= DIRECTION =
State the number of lines in these records that include the word "Jenny", and add nothing to it.

= PROVIDED RECORDS =
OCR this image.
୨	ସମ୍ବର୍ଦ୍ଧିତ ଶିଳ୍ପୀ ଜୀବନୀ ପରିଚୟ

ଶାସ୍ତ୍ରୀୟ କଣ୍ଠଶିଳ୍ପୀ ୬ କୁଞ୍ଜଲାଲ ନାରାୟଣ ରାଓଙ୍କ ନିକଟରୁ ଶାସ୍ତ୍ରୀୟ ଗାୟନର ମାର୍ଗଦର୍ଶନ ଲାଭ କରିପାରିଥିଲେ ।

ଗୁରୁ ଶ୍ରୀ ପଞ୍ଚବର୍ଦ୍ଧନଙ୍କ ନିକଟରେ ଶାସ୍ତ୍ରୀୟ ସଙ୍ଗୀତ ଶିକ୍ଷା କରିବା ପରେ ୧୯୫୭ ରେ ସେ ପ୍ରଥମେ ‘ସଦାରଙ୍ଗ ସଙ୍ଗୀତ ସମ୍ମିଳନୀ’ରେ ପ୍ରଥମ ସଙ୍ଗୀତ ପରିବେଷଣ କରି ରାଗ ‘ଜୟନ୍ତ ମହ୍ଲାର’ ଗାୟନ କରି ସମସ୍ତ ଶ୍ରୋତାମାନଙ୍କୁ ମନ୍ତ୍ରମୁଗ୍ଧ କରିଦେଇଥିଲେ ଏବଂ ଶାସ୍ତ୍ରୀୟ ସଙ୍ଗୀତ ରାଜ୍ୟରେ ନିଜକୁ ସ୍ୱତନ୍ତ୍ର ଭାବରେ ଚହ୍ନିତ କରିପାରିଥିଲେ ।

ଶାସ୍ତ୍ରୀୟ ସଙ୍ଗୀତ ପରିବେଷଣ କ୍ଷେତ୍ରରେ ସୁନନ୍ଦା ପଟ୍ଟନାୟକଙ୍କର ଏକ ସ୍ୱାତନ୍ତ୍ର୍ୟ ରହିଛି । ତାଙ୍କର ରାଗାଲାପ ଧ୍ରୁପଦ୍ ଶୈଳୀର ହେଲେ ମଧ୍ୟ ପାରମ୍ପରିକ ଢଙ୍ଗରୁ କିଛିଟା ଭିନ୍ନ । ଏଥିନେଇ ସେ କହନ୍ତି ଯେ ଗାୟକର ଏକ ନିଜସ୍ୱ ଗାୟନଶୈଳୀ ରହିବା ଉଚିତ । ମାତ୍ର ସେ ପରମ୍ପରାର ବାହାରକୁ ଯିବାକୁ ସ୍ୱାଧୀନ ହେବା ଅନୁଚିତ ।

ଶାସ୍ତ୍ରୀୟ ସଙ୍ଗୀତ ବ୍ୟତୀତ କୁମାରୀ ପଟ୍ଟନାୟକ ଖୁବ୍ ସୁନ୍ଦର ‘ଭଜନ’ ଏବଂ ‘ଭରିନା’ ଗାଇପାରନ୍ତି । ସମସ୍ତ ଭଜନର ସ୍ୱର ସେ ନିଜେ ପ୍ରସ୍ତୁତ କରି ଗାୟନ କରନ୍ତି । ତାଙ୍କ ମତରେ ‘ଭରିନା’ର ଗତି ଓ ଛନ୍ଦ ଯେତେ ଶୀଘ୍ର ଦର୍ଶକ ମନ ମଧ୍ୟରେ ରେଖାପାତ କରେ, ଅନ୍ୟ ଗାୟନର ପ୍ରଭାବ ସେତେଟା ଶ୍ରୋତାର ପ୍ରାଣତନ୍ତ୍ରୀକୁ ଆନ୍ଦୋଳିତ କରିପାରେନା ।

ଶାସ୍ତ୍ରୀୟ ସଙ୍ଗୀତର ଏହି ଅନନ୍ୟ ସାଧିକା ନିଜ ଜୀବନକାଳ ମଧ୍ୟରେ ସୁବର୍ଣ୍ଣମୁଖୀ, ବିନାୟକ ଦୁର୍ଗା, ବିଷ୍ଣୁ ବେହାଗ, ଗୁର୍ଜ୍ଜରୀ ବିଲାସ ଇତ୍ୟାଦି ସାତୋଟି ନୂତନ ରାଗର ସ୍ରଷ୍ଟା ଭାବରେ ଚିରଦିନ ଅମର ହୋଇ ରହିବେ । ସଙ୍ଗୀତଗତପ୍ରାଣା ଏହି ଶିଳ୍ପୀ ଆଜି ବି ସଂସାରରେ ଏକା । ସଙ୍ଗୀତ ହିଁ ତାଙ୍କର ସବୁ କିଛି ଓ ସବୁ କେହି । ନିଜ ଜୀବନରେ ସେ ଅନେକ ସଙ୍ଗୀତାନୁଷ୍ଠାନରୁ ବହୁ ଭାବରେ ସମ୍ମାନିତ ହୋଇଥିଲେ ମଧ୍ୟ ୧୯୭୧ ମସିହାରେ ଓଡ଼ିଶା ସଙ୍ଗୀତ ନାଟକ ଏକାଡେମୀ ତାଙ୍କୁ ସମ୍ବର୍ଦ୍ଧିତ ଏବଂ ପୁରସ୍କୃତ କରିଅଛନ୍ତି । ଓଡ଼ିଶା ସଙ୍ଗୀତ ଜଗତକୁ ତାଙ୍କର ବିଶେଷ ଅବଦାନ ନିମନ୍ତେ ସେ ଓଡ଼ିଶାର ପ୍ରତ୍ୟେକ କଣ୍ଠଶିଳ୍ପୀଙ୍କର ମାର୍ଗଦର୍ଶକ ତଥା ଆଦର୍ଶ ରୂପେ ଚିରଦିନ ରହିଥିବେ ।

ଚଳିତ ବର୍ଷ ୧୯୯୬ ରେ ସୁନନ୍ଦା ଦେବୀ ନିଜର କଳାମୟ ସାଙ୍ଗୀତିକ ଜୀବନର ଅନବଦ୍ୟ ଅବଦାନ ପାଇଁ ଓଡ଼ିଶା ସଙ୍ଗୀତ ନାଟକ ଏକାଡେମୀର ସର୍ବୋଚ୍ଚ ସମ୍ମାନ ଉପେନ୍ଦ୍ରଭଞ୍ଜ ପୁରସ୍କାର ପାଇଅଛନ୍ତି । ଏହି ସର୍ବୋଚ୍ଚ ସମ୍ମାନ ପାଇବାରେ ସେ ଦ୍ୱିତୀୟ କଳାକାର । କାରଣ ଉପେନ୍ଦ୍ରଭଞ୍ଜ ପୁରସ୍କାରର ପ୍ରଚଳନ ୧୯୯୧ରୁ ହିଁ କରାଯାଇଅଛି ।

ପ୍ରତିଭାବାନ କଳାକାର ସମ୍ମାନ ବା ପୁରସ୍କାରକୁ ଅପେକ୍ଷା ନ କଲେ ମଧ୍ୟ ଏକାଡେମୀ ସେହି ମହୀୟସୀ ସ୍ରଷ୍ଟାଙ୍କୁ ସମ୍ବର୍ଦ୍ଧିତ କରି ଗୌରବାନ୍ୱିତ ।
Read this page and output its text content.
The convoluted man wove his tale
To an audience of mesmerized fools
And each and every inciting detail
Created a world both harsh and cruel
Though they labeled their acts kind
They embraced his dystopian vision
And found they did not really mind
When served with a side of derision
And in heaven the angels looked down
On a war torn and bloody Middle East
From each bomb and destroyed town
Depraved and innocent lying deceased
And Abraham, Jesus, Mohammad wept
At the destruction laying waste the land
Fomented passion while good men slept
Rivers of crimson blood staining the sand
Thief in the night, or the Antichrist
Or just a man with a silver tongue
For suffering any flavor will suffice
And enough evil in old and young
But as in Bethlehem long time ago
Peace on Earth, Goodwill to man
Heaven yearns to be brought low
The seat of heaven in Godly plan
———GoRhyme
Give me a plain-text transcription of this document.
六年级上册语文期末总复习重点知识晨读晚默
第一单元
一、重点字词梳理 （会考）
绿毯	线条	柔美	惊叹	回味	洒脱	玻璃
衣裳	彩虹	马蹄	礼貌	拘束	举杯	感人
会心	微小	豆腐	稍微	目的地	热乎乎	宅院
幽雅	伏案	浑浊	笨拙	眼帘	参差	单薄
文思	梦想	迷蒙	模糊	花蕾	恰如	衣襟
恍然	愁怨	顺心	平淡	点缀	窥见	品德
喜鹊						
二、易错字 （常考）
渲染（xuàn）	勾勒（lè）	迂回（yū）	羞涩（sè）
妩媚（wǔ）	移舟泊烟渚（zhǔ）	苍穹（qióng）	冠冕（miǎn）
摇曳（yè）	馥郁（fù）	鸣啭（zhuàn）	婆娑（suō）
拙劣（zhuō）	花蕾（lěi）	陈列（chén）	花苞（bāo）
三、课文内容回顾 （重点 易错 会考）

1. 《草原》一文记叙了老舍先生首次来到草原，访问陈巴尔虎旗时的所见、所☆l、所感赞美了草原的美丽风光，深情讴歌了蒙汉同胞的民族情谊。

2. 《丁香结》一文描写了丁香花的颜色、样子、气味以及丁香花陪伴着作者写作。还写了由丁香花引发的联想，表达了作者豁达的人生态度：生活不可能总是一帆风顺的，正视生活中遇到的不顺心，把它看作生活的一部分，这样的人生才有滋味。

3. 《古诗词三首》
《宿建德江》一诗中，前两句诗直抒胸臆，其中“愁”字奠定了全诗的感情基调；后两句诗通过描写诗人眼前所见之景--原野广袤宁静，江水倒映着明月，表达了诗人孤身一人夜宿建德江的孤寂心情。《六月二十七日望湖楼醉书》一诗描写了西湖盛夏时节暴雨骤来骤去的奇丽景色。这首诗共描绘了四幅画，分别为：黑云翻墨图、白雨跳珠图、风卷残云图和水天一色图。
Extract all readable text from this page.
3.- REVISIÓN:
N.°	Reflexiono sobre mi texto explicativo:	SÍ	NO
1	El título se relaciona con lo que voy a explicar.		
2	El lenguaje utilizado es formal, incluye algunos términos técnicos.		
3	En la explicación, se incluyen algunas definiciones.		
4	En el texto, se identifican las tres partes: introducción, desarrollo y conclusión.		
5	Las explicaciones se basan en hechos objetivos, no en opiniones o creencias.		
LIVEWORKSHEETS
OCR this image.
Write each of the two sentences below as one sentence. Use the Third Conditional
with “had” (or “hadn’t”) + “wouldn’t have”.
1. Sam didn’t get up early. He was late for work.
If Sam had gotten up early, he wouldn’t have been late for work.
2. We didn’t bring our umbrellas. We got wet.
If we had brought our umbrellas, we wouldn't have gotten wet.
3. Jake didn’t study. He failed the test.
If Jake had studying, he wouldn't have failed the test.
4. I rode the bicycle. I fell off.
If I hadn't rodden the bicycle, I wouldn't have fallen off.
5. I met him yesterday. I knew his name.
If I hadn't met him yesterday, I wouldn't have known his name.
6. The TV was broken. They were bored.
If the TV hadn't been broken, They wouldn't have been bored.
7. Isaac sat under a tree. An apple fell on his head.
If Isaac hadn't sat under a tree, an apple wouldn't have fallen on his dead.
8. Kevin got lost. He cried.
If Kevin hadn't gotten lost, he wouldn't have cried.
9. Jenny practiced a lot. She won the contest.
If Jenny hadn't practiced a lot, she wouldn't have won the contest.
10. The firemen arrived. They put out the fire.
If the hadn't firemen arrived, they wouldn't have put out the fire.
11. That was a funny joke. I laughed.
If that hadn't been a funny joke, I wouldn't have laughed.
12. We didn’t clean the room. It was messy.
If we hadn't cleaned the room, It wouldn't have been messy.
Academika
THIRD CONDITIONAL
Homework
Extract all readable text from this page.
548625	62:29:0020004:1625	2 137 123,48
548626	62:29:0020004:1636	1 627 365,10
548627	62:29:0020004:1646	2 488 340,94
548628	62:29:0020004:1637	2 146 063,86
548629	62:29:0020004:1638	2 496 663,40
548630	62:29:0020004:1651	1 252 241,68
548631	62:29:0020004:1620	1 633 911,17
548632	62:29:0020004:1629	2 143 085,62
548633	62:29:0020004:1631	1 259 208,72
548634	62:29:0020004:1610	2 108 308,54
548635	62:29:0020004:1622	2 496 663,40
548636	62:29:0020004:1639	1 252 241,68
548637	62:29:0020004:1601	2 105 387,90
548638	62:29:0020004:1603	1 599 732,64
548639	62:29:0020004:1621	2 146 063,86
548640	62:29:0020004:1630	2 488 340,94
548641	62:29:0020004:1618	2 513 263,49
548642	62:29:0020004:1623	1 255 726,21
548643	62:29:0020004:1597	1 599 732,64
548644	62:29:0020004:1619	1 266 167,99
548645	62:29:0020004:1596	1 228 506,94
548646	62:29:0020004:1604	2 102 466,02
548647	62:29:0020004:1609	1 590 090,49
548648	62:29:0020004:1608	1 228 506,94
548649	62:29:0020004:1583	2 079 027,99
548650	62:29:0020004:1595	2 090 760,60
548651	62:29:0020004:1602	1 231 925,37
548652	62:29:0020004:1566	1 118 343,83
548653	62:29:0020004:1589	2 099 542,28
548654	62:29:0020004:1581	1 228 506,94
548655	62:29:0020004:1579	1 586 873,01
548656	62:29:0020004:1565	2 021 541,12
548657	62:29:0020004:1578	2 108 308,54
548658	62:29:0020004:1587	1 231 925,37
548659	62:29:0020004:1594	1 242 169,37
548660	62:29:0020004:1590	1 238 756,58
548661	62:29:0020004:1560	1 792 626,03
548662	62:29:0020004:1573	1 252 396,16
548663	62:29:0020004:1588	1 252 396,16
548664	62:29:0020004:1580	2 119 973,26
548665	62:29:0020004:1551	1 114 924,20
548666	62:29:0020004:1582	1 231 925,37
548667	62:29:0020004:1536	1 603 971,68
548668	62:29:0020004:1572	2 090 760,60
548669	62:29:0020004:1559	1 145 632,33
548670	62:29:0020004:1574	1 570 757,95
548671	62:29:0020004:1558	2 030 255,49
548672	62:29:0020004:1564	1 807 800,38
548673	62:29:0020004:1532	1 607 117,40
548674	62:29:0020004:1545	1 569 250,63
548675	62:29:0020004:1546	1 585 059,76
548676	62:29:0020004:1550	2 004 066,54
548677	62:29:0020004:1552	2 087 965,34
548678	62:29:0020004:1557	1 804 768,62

= RESULT OF THIS EXERCISE =
2